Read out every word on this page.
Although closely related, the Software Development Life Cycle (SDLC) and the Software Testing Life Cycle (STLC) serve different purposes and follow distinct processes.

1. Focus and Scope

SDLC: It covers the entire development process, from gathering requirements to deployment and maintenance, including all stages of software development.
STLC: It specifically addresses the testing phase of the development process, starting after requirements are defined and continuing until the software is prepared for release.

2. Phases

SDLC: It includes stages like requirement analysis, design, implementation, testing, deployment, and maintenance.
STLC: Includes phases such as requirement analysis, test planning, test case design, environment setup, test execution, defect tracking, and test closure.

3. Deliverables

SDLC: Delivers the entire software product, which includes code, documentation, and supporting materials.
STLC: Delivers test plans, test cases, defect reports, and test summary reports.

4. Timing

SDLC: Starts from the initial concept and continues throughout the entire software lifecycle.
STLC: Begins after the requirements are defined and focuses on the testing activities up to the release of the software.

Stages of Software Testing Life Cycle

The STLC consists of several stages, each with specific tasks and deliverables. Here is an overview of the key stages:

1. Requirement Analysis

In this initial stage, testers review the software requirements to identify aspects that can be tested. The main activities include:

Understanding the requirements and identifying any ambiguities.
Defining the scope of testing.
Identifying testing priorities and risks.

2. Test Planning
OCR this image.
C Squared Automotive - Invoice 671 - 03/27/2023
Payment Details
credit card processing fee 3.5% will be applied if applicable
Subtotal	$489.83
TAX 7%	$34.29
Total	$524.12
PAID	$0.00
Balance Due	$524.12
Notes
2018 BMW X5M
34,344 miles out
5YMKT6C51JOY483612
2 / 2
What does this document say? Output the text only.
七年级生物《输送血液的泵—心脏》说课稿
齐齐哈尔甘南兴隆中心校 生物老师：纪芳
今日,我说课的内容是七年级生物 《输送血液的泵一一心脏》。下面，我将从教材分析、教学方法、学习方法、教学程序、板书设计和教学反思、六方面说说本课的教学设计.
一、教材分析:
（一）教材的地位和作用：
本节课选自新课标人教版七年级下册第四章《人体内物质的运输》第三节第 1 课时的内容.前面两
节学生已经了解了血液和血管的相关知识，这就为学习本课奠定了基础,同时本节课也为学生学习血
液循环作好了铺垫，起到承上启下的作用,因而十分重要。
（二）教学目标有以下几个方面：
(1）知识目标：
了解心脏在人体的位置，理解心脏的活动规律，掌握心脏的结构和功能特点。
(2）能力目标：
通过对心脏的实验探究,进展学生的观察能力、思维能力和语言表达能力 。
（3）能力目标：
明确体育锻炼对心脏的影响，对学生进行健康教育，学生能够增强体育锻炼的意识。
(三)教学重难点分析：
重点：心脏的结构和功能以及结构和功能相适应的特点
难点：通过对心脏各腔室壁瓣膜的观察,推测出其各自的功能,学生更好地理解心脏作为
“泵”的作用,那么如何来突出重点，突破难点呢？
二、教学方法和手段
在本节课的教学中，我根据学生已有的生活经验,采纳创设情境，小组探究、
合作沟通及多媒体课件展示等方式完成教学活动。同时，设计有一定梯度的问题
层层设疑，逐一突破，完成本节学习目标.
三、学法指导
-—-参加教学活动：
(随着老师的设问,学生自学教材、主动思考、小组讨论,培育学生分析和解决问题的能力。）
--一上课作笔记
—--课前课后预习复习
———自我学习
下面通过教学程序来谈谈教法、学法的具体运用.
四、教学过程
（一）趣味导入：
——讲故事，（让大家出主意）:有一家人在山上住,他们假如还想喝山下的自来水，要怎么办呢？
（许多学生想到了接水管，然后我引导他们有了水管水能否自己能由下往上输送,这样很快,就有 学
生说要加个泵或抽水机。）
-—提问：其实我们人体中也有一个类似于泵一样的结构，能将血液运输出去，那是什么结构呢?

• _TASK REQUIREMENTS_:
Pull out every line in the material above where "defined" occurs.

• _OUTPUT FOR THIS TASK_:
STLC: It specifically addresses the testing phase of the development process, starting after requirements are defined and continuing until the software is prepared for release.
STLC: Begins after the requirements are defined and focuses on the testing activities up to the release of the software.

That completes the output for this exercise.